■ WHAT NEEDS TO BE DONE
Could you retype, character for character, the lines from the first one down to and including the line with "price-chart[interactable]: 6668707274767812 13"?

■ DATASET RECORDS
▼

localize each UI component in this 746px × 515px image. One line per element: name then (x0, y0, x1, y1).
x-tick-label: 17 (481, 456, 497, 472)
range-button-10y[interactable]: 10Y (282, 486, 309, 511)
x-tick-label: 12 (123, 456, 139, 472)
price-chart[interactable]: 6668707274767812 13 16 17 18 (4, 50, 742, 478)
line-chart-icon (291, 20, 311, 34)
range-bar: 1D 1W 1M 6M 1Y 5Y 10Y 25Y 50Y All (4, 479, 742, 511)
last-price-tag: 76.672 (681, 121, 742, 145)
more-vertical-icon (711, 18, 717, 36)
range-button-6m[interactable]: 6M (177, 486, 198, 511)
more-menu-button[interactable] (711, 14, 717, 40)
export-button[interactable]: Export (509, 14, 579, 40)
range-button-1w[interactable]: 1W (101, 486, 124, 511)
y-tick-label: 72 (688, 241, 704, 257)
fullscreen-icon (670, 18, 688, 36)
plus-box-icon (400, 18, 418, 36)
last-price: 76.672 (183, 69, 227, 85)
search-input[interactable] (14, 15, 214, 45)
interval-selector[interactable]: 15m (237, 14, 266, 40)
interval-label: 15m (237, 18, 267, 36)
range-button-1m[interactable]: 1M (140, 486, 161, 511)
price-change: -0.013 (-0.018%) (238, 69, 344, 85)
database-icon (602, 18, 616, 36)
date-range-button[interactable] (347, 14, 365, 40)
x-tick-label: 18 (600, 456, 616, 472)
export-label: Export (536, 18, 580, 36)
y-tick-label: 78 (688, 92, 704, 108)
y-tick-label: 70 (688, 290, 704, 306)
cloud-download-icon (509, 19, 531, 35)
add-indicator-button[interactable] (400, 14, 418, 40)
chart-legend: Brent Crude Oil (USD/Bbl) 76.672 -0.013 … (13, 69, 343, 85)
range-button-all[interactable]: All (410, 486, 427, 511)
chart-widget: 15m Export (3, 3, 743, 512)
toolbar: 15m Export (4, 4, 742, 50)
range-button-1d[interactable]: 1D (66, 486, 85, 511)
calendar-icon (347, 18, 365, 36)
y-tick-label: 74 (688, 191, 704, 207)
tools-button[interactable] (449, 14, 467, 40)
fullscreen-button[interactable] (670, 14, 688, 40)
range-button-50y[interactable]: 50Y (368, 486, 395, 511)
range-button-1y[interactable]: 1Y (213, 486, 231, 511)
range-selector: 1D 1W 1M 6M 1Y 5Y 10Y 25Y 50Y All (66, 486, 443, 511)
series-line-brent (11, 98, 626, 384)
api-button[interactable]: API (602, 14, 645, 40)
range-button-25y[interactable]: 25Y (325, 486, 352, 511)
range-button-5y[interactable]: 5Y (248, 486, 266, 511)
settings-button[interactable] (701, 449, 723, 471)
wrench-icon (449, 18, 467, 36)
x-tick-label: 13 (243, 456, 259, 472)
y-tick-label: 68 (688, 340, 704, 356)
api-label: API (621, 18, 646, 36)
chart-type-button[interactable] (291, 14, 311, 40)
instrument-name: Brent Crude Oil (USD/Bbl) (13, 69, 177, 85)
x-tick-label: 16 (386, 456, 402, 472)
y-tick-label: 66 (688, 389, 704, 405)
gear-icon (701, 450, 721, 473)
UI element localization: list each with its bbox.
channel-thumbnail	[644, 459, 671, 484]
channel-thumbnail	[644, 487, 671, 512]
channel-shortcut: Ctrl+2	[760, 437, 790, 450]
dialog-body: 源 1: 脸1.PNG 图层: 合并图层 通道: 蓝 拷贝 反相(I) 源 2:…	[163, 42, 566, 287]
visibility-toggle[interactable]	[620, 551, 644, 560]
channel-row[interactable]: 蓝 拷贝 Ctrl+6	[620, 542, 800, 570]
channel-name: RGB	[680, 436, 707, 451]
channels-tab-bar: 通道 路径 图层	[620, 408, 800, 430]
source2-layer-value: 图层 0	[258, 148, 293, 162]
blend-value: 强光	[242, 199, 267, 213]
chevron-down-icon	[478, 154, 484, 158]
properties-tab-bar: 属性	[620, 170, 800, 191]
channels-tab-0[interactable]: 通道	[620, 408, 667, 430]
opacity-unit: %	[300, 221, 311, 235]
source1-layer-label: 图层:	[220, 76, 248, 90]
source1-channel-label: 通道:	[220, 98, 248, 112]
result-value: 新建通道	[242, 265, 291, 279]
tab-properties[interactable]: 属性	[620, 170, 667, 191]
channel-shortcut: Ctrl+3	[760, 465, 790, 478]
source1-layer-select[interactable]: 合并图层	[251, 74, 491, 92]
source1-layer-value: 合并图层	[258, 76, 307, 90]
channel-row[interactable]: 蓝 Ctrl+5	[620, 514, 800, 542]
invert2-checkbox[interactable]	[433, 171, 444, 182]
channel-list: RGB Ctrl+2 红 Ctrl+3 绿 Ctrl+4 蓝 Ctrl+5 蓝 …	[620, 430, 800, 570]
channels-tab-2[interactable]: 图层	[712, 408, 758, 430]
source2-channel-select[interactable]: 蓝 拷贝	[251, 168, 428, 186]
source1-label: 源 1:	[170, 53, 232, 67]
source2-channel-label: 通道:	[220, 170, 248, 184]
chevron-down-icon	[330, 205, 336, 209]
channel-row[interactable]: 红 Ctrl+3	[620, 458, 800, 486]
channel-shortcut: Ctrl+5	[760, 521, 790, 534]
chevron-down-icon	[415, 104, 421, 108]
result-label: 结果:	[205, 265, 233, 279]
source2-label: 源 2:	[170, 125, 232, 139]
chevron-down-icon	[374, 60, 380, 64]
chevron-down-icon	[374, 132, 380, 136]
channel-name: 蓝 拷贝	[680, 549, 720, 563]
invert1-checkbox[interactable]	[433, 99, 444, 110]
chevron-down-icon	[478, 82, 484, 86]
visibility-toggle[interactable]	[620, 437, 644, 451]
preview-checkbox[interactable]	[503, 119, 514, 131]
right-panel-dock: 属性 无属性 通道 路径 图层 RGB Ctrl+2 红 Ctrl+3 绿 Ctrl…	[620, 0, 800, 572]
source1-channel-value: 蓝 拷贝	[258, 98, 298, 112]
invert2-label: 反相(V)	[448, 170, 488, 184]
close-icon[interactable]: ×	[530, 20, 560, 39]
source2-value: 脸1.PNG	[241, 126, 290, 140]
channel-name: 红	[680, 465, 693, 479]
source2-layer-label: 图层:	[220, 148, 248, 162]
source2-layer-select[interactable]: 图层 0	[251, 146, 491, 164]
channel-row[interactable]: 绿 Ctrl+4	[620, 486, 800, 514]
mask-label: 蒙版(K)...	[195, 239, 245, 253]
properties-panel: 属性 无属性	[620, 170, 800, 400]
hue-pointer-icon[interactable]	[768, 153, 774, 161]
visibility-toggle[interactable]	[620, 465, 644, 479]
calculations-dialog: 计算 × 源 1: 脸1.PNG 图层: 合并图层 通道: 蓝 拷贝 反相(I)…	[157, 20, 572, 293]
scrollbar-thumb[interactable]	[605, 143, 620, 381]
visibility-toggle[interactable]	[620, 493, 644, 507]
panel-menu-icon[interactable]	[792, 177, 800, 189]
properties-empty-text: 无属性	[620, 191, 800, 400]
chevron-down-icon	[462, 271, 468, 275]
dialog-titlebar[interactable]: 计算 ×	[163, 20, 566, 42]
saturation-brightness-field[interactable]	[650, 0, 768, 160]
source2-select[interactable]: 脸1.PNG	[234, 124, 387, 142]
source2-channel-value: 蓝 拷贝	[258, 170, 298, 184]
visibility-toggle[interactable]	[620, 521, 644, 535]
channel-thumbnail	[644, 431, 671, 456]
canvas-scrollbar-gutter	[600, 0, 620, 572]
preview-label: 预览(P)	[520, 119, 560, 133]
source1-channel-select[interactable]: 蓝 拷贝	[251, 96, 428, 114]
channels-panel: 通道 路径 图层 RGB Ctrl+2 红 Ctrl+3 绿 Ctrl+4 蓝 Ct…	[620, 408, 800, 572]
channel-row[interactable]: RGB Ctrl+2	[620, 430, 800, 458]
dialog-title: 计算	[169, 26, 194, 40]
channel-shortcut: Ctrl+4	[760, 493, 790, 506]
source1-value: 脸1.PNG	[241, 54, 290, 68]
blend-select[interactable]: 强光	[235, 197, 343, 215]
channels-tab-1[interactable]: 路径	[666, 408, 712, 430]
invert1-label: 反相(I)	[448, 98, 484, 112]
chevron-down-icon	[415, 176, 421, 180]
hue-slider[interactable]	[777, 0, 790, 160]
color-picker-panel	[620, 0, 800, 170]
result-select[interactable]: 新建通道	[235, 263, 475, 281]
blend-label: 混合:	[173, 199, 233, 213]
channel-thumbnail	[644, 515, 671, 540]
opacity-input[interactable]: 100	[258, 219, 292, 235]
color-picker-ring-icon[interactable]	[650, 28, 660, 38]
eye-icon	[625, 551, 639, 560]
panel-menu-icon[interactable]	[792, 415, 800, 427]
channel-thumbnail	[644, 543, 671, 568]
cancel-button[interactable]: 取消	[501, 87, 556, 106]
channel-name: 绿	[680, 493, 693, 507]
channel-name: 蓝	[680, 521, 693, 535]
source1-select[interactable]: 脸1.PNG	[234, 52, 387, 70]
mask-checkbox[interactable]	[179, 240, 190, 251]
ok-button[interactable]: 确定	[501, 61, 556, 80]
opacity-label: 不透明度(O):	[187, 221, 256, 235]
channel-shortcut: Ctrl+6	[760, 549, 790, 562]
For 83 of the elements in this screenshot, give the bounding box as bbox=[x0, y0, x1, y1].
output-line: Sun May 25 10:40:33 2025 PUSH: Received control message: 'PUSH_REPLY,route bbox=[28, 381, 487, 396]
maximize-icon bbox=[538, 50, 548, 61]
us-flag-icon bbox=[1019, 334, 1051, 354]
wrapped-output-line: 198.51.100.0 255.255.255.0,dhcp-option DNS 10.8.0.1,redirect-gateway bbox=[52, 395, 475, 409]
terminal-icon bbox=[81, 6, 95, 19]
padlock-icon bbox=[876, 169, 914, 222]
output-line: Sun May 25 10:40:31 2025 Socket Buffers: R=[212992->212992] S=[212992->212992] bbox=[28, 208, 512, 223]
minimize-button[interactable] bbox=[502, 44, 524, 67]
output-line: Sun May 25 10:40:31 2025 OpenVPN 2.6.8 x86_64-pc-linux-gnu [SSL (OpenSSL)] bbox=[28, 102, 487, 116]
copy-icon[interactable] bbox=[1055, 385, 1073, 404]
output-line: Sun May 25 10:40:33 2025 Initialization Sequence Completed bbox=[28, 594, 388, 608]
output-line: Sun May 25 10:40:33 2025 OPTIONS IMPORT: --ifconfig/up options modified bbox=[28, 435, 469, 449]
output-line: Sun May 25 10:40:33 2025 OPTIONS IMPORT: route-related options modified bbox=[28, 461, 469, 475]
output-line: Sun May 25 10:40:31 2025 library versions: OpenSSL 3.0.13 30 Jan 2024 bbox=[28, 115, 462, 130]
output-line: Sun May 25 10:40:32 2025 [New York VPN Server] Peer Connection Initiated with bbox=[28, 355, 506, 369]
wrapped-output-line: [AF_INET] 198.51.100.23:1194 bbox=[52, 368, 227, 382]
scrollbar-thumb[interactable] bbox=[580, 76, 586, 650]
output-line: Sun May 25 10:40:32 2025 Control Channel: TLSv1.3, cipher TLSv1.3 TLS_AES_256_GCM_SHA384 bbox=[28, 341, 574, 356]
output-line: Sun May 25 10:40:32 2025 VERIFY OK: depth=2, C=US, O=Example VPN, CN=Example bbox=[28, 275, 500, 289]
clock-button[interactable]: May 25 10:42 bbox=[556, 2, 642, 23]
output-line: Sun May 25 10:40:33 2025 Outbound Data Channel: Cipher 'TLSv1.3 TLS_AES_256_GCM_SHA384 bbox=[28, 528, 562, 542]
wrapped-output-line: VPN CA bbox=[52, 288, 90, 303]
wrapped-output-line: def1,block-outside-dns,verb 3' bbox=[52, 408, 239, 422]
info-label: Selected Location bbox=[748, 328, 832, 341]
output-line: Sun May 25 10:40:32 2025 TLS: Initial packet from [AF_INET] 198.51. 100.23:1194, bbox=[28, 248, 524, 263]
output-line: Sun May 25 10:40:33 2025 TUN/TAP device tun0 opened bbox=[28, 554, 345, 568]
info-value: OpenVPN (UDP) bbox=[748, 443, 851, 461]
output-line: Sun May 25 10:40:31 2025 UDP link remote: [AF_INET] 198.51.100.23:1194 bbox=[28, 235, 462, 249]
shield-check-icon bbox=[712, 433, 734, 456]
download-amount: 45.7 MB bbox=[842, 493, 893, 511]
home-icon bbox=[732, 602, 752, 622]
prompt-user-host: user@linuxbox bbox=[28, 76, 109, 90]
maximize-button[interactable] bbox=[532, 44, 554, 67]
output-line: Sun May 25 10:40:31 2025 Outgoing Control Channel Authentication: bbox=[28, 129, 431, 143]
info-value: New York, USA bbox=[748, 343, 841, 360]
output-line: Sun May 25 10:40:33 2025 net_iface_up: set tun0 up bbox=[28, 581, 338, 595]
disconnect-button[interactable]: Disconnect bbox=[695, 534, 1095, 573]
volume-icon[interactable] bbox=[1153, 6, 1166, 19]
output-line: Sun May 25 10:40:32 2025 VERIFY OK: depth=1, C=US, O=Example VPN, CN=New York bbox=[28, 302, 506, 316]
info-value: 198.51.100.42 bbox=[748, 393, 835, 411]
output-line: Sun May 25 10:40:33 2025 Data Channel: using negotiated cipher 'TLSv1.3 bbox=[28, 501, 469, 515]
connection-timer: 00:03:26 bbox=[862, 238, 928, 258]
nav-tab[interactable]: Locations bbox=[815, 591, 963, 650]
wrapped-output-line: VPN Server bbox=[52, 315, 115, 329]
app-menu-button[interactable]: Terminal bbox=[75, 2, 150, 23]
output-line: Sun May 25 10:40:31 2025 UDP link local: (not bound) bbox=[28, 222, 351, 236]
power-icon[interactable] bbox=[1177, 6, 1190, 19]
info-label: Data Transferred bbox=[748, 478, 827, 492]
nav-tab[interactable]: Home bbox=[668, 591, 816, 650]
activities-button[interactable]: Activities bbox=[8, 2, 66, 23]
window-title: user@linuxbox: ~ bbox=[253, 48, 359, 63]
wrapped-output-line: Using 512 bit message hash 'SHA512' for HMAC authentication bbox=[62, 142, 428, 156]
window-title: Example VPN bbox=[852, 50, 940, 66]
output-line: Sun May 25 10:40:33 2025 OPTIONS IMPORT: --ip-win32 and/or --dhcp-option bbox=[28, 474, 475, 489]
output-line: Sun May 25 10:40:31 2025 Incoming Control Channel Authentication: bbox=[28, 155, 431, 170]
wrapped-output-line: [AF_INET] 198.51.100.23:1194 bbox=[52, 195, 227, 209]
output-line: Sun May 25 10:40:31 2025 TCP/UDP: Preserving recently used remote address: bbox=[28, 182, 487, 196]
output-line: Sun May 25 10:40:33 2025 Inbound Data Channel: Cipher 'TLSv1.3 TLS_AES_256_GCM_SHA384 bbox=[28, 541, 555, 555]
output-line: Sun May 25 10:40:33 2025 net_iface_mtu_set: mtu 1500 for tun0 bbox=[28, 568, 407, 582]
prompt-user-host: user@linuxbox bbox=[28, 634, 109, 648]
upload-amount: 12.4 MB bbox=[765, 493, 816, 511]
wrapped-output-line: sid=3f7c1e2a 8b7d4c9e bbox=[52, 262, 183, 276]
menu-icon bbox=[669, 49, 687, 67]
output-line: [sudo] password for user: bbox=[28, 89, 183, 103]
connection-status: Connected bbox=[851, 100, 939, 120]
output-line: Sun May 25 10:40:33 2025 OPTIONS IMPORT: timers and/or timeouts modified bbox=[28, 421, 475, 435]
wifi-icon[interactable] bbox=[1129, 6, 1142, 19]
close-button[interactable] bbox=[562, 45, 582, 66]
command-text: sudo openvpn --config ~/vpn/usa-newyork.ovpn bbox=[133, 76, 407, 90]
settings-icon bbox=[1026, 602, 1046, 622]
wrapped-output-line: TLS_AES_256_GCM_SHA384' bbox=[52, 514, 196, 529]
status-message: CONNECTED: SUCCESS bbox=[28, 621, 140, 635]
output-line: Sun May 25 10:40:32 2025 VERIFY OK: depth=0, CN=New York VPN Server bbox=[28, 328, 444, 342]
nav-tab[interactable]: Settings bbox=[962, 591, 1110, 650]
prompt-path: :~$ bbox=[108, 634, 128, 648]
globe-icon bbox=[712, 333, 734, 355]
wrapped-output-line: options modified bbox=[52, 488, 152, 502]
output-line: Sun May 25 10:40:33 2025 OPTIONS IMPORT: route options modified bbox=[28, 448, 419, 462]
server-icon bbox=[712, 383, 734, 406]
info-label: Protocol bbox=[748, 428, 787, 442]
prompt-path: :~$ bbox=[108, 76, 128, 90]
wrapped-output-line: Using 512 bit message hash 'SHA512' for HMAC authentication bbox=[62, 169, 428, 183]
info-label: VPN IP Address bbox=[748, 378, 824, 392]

▲

■ FINAL ANSWER
localize each UI component in this 746px × 515px image. One line per element: name then (x0, y0, x1, y1).
x-tick-label: 17 (481, 456, 497, 472)
range-button-10y[interactable]: 10Y (282, 486, 309, 511)
x-tick-label: 12 (123, 456, 139, 472)
price-chart[interactable]: 6668707274767812 13 16 17 18 (4, 50, 742, 478)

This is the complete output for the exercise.